▸ **WRITTEN TASK**
Retype the listing that follows, word for word.

▸ **RECORDS SUPPLIED**
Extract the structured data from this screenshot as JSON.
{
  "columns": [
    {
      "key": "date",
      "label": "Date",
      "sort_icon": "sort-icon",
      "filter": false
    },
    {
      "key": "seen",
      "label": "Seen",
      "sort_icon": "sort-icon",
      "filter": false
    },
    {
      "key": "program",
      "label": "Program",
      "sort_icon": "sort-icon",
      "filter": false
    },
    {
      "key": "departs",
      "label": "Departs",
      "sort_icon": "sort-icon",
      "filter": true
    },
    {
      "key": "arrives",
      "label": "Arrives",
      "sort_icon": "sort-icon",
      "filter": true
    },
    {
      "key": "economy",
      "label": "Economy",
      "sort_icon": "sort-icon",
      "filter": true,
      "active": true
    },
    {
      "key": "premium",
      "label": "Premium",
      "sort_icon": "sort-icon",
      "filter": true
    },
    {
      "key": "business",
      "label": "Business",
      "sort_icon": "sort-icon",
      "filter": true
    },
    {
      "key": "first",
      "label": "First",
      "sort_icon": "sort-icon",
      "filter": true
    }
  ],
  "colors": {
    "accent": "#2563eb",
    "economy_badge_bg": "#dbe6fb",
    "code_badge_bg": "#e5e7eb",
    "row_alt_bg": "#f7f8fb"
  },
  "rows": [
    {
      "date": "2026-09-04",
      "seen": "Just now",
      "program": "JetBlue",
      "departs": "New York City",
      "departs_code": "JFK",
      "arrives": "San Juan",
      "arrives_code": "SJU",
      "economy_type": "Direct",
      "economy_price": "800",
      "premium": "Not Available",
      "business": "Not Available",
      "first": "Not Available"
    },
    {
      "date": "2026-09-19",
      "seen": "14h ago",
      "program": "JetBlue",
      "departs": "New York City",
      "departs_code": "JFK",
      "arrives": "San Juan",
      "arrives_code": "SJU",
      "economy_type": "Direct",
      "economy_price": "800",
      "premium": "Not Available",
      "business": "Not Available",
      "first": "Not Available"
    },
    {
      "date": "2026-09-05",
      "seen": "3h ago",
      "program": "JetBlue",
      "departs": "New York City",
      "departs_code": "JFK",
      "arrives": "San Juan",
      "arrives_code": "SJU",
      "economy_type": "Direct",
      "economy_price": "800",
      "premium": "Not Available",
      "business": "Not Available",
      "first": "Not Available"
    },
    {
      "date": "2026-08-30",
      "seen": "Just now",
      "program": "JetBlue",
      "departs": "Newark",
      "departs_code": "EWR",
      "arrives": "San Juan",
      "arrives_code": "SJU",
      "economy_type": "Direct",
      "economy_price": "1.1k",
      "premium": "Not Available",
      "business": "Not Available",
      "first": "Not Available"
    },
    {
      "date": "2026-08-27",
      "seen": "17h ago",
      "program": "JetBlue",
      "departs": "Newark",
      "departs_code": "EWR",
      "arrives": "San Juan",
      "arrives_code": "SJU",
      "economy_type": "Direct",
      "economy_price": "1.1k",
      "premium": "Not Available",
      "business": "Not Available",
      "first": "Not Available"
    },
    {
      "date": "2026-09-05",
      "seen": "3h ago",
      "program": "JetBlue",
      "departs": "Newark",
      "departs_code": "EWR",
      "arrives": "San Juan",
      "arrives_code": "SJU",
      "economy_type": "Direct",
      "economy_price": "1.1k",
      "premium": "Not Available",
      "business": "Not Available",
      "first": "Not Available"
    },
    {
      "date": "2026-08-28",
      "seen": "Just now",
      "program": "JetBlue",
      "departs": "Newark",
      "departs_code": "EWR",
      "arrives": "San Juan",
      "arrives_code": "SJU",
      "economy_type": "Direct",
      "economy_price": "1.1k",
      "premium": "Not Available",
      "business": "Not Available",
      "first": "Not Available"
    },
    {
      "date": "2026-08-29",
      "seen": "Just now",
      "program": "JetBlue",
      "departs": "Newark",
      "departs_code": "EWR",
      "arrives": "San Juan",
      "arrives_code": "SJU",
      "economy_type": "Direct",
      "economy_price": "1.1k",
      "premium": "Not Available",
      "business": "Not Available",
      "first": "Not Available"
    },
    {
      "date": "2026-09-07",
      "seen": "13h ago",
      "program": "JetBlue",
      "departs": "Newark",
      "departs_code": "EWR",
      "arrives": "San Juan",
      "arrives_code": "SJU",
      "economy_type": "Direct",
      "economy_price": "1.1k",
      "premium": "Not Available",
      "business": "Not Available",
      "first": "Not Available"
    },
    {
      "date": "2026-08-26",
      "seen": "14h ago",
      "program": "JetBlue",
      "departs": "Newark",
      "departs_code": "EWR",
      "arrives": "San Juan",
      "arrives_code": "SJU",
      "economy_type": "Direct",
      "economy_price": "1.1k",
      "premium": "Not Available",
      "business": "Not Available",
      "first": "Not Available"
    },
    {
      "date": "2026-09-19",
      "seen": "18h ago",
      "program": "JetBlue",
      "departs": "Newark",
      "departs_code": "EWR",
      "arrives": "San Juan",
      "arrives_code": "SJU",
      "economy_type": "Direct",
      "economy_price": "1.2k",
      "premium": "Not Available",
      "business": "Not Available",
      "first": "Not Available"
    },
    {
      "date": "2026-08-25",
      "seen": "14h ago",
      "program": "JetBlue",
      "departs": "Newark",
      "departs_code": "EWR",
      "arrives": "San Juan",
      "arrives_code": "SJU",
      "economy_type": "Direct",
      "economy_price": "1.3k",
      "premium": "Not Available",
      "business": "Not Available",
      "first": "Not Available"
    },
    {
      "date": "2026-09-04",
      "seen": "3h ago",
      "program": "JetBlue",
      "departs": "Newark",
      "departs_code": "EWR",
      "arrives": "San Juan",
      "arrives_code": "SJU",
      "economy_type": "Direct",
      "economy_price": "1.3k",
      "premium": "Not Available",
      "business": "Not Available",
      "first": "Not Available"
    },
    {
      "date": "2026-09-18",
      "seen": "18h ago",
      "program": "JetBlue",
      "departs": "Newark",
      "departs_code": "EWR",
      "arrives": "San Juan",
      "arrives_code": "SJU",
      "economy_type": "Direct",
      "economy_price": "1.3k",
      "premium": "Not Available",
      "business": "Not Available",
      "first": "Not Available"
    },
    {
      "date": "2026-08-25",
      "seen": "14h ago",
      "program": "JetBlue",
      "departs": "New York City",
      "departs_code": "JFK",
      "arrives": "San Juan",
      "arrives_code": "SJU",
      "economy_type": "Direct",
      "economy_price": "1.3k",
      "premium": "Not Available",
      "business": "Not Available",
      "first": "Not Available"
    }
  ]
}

▸ **COMPLETED EXERCISE**
Extract the structured data from this screenshot as JSON.
{
  "columns": [
    {
      "key": "date",
      "label": "Date",
      "sort_icon": "sort-icon",
      "filter": false
    },
    {
      "key": "seen",
      "label": "Seen",
      "sort_icon": "sort-icon",
      "filter": false
    },
    {
      "key": "program",
      "label": "Program",
      "sort_icon": "sort-icon",
      "filter": false
    },
    {
      "key": "departs",
      "label": "Departs",
      "sort_icon": "sort-icon",
      "filter": true
    },
    {
      "key": "arrives",
      "label": "Arrives",
      "sort_icon": "sort-icon",
      "filter": true
    },
    {
      "key": "economy",
      "label": "Economy",
      "sort_icon": "sort-icon",
      "filter": true,
      "active": true
    },
    {
      "key": "premium",
      "label": "Premium",
      "sort_icon": "sort-icon",
      "filter": true
    },
    {
      "key": "business",
      "label": "Business",
      "sort_icon": "sort-icon",
      "filter": true
    },
    {
      "key": "first",
      "label": "First",
      "sort_icon": "sort-icon",
      "filter": true
    }
  ],
  "colors": {
    "accent": "#2563eb",
    "economy_badge_bg": "#dbe6fb",
    "code_badge_bg": "#e5e7eb",
    "row_alt_bg": "#f7f8fb"
  },
  "rows": [
    {
      "date": "2026-09-04",
      "seen": "Just now",
      "program": "JetBlue",
      "departs": "New York City",
      "departs_code": "JFK",
      "arrives": "San Juan",
      "arrives_code": "SJU",
      "economy_type": "Direct",
      "economy_price": "800",
      "premium": "Not Available",
      "business": "Not Available",
      "first": "Not Available"
    },
    {
      "date": "2026-09-19",
      "seen": "14h ago",
      "program": "JetBlue",
      "departs": "New York City",
      "departs_code": "JFK",
      "arrives": "San Juan",
      "arrives_code": "SJU",
      "economy_type": "Direct",
      "economy_price": "800",
      "premium": "Not Available",
      "business": "Not Available",
      "first": "Not Available"
    },
    {
      "date": "2026-09-05",
      "seen": "3h ago",
      "program": "JetBlue",
      "departs": "New York City",
      "departs_code": "JFK",
      "arrives": "San Juan",
      "arrives_code": "SJU",
      "economy_type": "Direct",
      "economy_price": "800",
      "premium": "Not Available",
      "business": "Not Available",
      "first": "Not Available"
    },
    {
      "date": "2026-08-30",
      "seen": "Just now",
      "program": "JetBlue",
      "departs": "Newark",
      "departs_code": "EWR",
      "arrives": "San Juan",
      "arrives_code": "SJU",
      "economy_type": "Direct",
      "economy_price": "1.1k",
      "premium": "Not Available",
      "business": "Not Available",
      "first": "Not Available"
    },
    {
      "date": "2026-08-27",
      "seen": "17h ago",
      "program": "JetBlue",
      "departs": "Newark",
      "departs_code": "EWR",
      "arrives": "San Juan",
      "arrives_code": "SJU",
      "economy_type": "Direct",
      "economy_price": "1.1k",
      "premium": "Not Available",
      "business": "Not Available",
      "first": "Not Available"
    },
    {
      "date": "2026-09-05",
      "seen": "3h ago",
      "program": "JetBlue",
      "departs": "Newark",
      "departs_code": "EWR",
      "arrives": "San Juan",
      "arrives_code": "SJU",
      "economy_type": "Direct",
      "economy_price": "1.1k",
      "premium": "Not Available",
      "business": "Not Available",
      "first": "Not Available"
    },
    {
      "date": "2026-08-28",
      "seen": "Just now",
      "program": "JetBlue",
      "departs": "Newark",
      "departs_code": "EWR",
      "arrives": "San Juan",
      "arrives_code": "SJU",
      "economy_type": "Direct",
      "economy_price": "1.1k",
      "premium": "Not Available",
      "business": "Not Available",
      "first": "Not Available"
    },
    {
      "date": "2026-08-29",
      "seen": "Just now",
      "program": "JetBlue",
      "departs": "Newark",
      "departs_code": "EWR",
      "arrives": "San Juan",
      "arrives_code": "SJU",
      "economy_type": "Direct",
      "economy_price": "1.1k",
      "premium": "Not Available",
      "business": "Not Available",
      "first": "Not Available"
    },
    {
      "date": "2026-09-07",
      "seen": "13h ago",
      "program": "JetBlue",
      "departs": "Newark",
      "departs_code": "EWR",
      "arrives": "San Juan",
      "arrives_code": "SJU",
      "economy_type": "Direct",
      "economy_price": "1.1k",
      "premium": "Not Available",
      "business": "Not Available",
      "first": "Not Available"
    },
    {
      "date": "2026-08-26",
      "seen": "14h ago",
      "program": "JetBlue",
      "departs": "Newark",
      "departs_code": "EWR",
      "arrives": "San Juan",
      "arrives_code": "SJU",
      "economy_type": "Direct",
      "economy_price": "1.1k",
      "premium": "Not Available",
      "business": "Not Available",
      "first": "Not Available"
    },
    {
      "date": "2026-09-19",
      "seen": "18h ago",
      "program": "JetBlue",
      "departs": "Newark",
      "departs_code": "EWR",
      "arrives": "San Juan",
      "arrives_code": "SJU",
      "economy_type": "Direct",
      "economy_price": "1.2k",
      "premium": "Not Available",
      "business": "Not Available",
      "first": "Not Available"
    },
    {
      "date": "2026-08-25",
      "seen": "14h ago",
      "program": "JetBlue",
      "departs": "Newark",
      "departs_code": "EWR",
      "arrives": "San Juan",
      "arrives_code": "SJU",
      "economy_type": "Direct",
      "economy_price": "1.3k",
      "premium": "Not Available",
      "business": "Not Available",
      "first": "Not Available"
    },
    {
      "date": "2026-09-04",
      "seen": "3h ago",
      "program": "JetBlue",
      "departs": "Newark",
      "departs_code": "EWR",
      "arrives": "San Juan",
      "arrives_code": "SJU",
      "economy_type": "Direct",
      "economy_price": "1.3k",
      "premium": "Not Available",
      "business": "Not Available",
      "first": "Not Available"
    },
    {
      "date": "2026-09-18",
      "seen": "18h ago",
      "program": "JetBlue",
      "departs": "Newark",
      "departs_code": "EWR",
      "arrives": "San Juan",
      "arrives_code": "SJU",
      "economy_type": "Direct",
      "economy_price": "1.3k",
      "premium": "Not Available",
      "business": "Not Available",
      "first": "Not Available"
    },
    {
      "date": "2026-08-25",
      "seen": "14h ago",
      "program": "JetBlue",
      "departs": "New York City",
      "departs_code": "JFK",
      "arrives": "San Juan",
      "arrives_code": "SJU",
      "economy_type": "Direct",
      "economy_price": "1.3k",
      "premium": "Not Available",
      "business": "Not Available",
      "first": "Not Available"
    }
  ]
}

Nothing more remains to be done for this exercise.